(Figure collection entries)
:::
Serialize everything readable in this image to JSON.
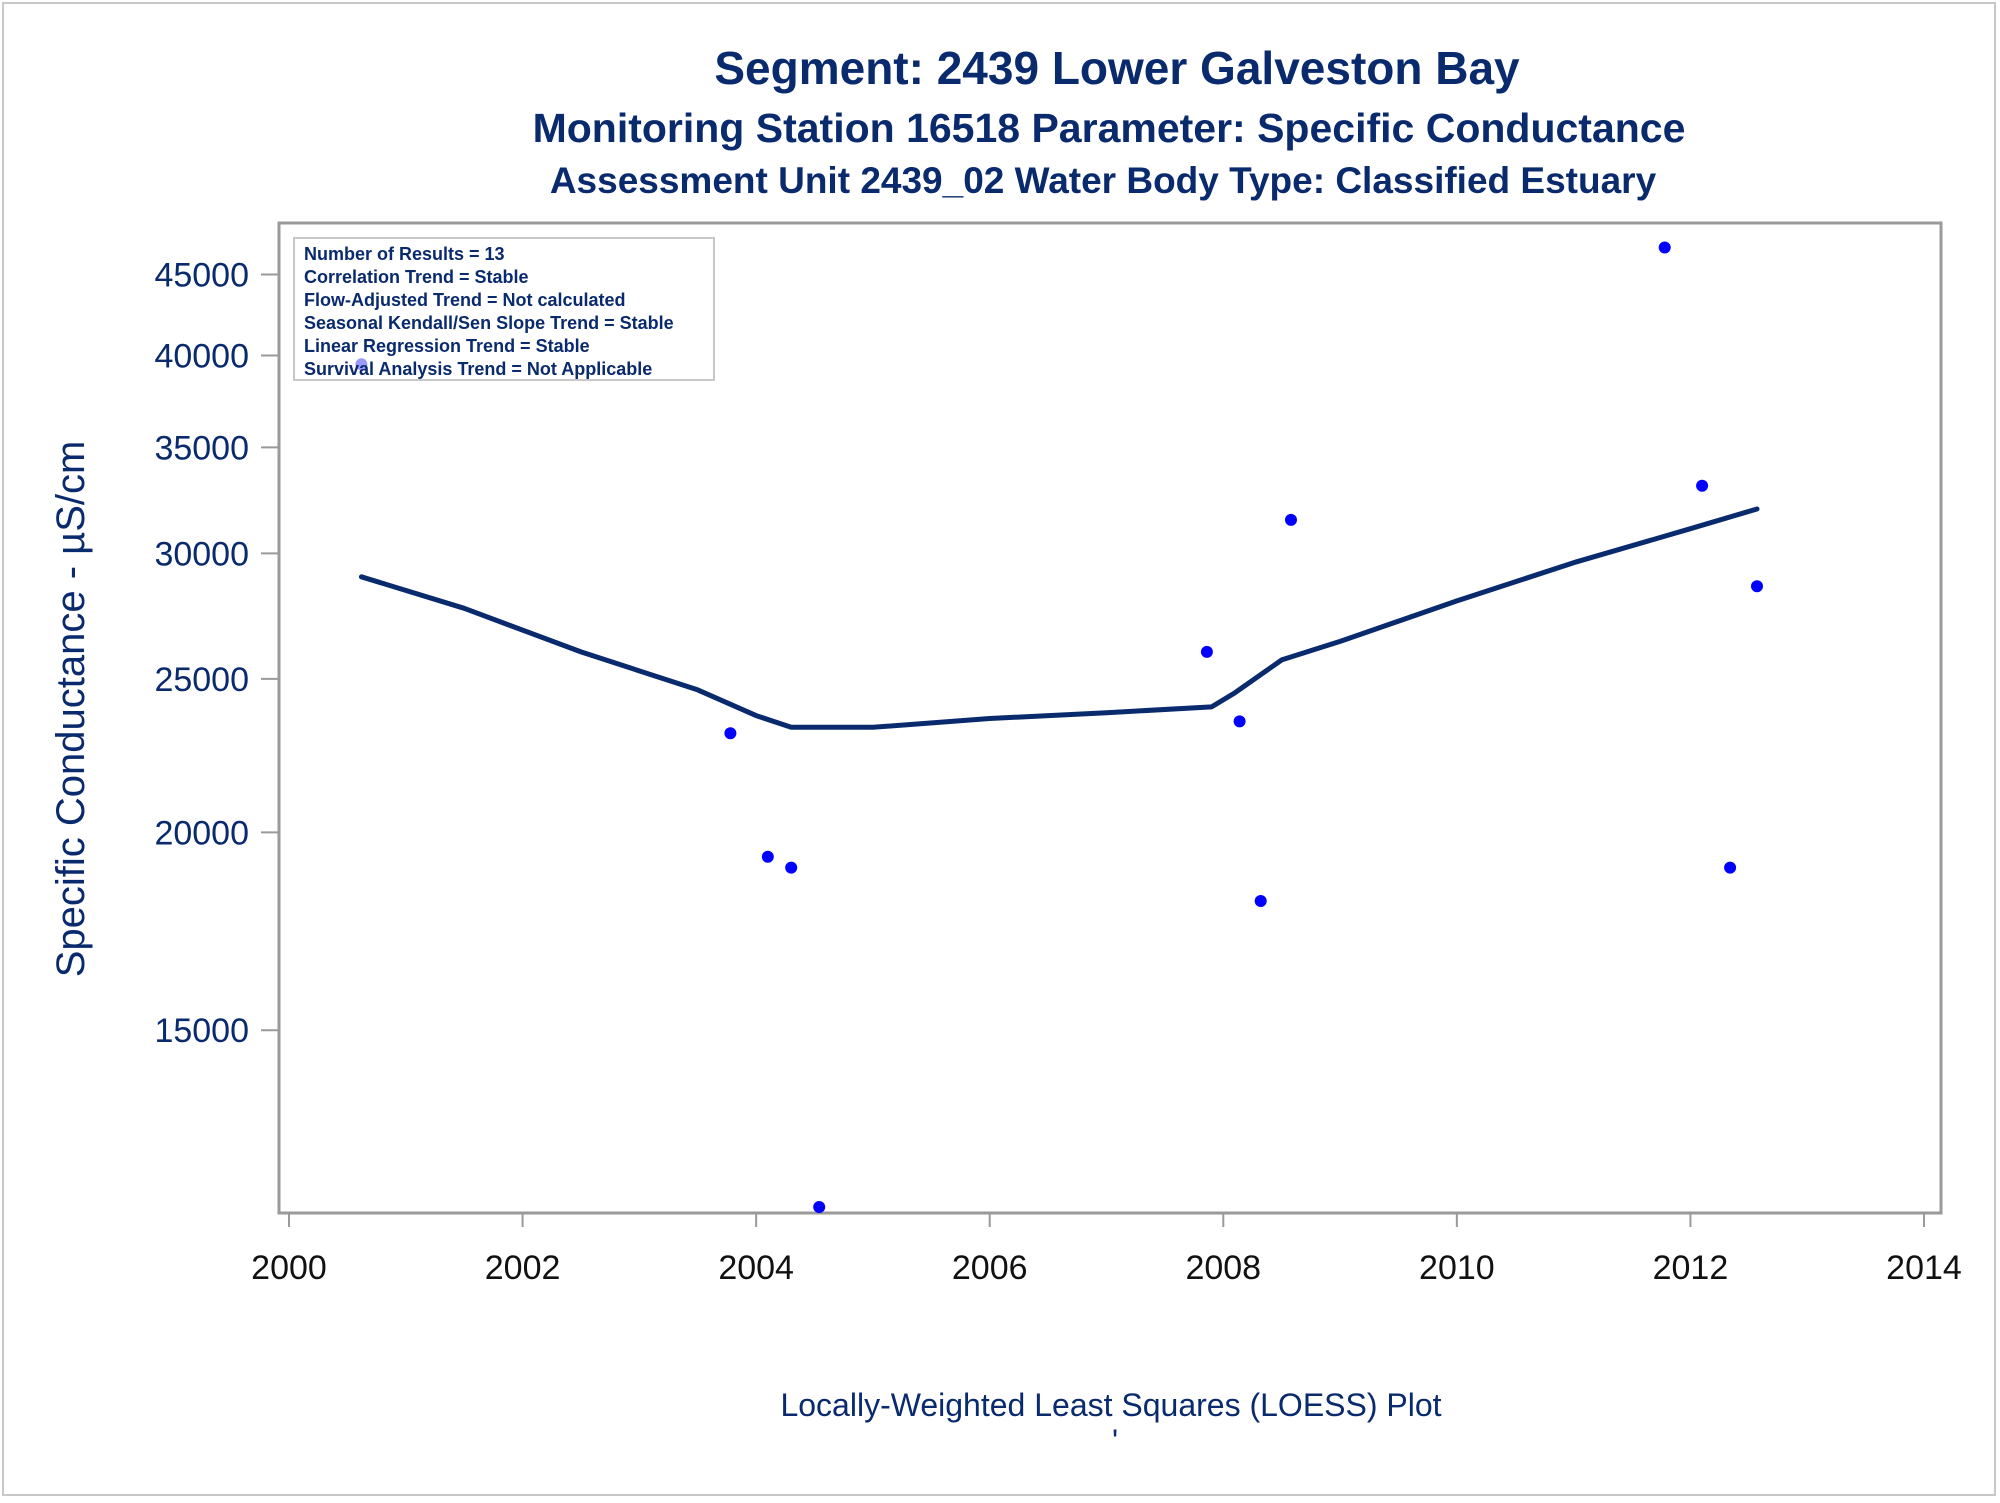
{
  "chart_data": {
    "type": "scatter",
    "title": "Segment: 2439  Lower Galveston Bay",
    "subtitle": "Monitoring Station 16518 Parameter: Specific Conductance",
    "subtitle2": "Assessment Unit 2439_02   Water Body Type: Classified Estuary",
    "ylabel": "Specific Conductance -  µS/cm",
    "footnote": "Locally-Weighted Least Squares (LOESS) Plot",
    "footnote_mark": "'",
    "xlim": [
      2000,
      2014
    ],
    "x_ticks": [
      2000,
      2002,
      2004,
      2006,
      2008,
      2010,
      2012,
      2014
    ],
    "y_ticks": [
      15000,
      20000,
      25000,
      30000,
      35000,
      40000,
      45000
    ],
    "ylim": [
      11500,
      48500
    ],
    "y_scale": "log",
    "grid": false,
    "legend_position": "top-left",
    "stats": [
      "Number of Results = 13",
      "Correlation Trend = Stable",
      "Flow-Adjusted Trend = Not calculated",
      "Seasonal Kendall/Sen Slope Trend = Stable",
      "Linear Regression Trend = Stable",
      "Survival Analysis Trend = Not Applicable"
    ],
    "series": [
      {
        "kind": "points",
        "color": "#0000ff",
        "x": [
          2000.62,
          2003.78,
          2004.1,
          2004.3,
          2004.54,
          2007.86,
          2008.14,
          2008.32,
          2008.58,
          2011.78,
          2012.1,
          2012.34,
          2012.57
        ],
        "y": [
          39500,
          23100,
          19300,
          19000,
          11600,
          26000,
          23500,
          18100,
          31500,
          46800,
          33100,
          19000,
          28600
        ]
      },
      {
        "kind": "loess",
        "color": "#0a2a6e",
        "x": [
          2000.62,
          2001.5,
          2002.5,
          2003.5,
          2004.0,
          2004.3,
          2005.0,
          2006.0,
          2007.0,
          2007.9,
          2008.1,
          2008.5,
          2009.0,
          2010.0,
          2011.0,
          2012.0,
          2012.57
        ],
        "y": [
          29000,
          27700,
          26000,
          24600,
          23700,
          23300,
          23300,
          23600,
          23800,
          24000,
          24500,
          25700,
          26400,
          28000,
          29600,
          31100,
          32000
        ]
      }
    ]
  }
}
:::
EXERCISE PROMPT: Pull out all lines in the data above that include "Specific".

EXERCISE ANSWER:
    "subtitle": "Monitoring Station 16518 Parameter: Specific Conductance",
    "ylabel": "Specific Conductance -  µS/cm",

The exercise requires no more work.